◆ **Description of the task**: From the entries below, list each line with "PyCBC".

◆ **Material for this exercise**:
== == ==
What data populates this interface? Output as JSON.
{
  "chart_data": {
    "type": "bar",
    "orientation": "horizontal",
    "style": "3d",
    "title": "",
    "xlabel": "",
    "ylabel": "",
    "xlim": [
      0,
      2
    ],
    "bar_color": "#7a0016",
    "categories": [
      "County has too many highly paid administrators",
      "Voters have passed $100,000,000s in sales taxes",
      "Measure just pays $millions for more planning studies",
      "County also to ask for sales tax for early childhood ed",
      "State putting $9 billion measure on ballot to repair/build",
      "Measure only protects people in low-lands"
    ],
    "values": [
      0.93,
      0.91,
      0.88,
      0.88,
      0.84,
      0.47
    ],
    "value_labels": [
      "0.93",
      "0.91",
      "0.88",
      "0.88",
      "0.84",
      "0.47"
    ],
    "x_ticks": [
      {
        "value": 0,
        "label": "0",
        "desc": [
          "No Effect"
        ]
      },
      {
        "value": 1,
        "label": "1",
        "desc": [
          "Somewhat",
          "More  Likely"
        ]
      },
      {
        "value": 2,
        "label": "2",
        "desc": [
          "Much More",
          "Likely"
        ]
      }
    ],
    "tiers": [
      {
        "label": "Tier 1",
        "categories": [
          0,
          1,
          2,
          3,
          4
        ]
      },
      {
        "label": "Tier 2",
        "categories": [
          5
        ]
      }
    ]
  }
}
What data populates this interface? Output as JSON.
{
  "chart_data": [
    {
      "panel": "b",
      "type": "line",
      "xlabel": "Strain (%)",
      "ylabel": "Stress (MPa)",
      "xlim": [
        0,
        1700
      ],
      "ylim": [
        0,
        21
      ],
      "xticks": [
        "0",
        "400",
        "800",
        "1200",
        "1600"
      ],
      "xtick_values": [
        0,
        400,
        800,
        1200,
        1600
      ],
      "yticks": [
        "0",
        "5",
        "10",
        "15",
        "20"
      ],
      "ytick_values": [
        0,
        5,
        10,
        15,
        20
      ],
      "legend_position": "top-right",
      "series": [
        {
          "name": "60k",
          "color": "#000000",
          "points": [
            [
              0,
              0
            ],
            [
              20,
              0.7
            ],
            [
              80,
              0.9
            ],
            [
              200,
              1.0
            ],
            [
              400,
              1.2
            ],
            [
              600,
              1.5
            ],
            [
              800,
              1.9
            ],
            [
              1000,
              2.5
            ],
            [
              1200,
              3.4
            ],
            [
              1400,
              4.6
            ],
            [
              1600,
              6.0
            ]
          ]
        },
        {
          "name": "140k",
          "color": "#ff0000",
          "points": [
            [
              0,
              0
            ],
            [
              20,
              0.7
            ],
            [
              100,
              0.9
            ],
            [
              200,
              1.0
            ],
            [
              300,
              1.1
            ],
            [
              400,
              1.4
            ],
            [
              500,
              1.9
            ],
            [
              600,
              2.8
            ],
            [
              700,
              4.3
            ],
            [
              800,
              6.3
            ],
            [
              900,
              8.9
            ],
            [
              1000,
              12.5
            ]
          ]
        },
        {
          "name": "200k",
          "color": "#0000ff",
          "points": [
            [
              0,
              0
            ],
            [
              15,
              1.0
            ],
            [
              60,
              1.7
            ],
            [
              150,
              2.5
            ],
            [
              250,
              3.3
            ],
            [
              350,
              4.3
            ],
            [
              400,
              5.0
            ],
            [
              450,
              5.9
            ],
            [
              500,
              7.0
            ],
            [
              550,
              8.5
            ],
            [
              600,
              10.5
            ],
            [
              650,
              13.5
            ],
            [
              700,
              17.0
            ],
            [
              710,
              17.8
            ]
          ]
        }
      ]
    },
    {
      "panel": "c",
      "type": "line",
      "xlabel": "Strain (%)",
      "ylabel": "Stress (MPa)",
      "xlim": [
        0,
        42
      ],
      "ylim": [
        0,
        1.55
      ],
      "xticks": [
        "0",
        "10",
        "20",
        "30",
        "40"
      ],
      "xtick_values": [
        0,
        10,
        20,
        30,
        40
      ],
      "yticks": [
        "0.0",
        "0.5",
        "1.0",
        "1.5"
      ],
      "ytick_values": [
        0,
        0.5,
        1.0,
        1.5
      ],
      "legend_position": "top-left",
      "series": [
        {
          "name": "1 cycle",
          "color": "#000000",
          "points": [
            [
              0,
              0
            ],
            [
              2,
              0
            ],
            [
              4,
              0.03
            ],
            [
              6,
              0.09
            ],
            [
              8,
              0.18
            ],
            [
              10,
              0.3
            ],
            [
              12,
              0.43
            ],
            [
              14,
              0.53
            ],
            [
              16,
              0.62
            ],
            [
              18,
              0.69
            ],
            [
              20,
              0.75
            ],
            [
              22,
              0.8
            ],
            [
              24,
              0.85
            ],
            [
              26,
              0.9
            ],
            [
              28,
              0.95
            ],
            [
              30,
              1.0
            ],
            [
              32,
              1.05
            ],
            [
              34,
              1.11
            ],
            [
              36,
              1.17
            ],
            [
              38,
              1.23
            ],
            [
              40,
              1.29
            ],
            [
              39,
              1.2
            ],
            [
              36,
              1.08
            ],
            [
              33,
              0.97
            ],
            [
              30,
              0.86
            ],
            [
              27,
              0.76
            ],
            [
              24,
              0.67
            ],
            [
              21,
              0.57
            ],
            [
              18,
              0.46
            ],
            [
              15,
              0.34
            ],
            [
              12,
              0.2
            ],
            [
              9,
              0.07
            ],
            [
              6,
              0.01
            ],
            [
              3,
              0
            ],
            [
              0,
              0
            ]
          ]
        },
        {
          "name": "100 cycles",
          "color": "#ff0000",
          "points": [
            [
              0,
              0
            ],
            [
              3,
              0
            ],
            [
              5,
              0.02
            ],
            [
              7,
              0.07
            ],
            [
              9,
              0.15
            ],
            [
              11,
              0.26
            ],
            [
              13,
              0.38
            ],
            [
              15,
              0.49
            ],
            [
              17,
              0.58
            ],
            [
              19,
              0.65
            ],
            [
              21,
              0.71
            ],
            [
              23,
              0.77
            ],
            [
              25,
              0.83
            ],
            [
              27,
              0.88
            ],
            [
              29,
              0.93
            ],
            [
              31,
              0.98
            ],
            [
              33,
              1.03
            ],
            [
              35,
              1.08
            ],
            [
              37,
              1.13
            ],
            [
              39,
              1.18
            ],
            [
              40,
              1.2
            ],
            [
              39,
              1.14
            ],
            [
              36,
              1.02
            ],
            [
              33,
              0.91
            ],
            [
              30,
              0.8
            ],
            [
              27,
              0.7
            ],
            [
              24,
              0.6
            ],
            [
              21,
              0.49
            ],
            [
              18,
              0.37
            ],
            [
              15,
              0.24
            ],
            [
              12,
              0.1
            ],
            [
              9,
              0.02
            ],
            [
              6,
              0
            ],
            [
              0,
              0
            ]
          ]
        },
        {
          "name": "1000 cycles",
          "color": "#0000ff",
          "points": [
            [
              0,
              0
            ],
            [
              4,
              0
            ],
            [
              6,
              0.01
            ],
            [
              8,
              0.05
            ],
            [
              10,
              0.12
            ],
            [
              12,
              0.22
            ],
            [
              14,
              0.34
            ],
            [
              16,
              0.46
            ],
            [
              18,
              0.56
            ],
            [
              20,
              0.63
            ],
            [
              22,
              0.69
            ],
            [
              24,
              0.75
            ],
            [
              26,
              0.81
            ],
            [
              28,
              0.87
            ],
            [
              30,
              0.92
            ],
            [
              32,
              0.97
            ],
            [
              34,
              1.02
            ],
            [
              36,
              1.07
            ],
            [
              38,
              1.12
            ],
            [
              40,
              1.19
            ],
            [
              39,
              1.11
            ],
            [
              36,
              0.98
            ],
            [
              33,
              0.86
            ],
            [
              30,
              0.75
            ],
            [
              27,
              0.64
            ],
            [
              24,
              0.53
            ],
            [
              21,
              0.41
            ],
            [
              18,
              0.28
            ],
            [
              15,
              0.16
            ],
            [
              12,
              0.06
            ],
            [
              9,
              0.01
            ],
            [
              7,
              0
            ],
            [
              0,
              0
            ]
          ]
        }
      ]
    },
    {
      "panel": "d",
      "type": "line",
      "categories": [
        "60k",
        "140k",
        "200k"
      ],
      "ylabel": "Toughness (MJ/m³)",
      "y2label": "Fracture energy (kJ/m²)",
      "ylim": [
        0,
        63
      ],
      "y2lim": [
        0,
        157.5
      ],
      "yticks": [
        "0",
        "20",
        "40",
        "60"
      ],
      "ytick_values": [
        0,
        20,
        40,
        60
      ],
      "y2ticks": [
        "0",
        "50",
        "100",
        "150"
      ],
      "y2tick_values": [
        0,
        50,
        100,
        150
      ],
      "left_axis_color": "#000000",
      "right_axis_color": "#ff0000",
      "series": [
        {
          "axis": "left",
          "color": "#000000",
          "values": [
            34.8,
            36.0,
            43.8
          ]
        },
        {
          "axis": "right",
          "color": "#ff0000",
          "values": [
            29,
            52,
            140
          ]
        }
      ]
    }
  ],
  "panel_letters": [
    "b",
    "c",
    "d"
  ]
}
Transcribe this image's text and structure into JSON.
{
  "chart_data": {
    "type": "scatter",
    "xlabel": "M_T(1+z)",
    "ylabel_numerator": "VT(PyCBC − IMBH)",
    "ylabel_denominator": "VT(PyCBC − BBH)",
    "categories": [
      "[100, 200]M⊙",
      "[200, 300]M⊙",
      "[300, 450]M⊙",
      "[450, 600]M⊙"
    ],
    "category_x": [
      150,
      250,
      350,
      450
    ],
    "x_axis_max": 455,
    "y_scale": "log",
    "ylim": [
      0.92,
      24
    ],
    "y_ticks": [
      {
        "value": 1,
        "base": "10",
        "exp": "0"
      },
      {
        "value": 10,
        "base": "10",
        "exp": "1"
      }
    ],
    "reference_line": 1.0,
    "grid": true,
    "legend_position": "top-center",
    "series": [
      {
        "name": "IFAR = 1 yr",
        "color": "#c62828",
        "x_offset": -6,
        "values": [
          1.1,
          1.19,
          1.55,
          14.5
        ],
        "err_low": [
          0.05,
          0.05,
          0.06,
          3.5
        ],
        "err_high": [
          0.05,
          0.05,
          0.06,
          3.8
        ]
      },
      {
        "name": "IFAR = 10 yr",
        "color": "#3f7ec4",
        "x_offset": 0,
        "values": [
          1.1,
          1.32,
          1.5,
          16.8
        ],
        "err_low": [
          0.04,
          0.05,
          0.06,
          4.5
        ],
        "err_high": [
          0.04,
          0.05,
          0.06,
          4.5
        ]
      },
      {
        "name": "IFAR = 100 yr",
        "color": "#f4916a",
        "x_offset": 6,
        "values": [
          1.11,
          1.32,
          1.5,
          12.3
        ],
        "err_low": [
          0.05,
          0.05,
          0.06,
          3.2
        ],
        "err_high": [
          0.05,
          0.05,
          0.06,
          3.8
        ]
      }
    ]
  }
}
== == ==
◆ **Answer**:
    "ylabel_numerator": "VT(PyCBC − IMBH)",
    "ylabel_denominator": "VT(PyCBC − BBH)",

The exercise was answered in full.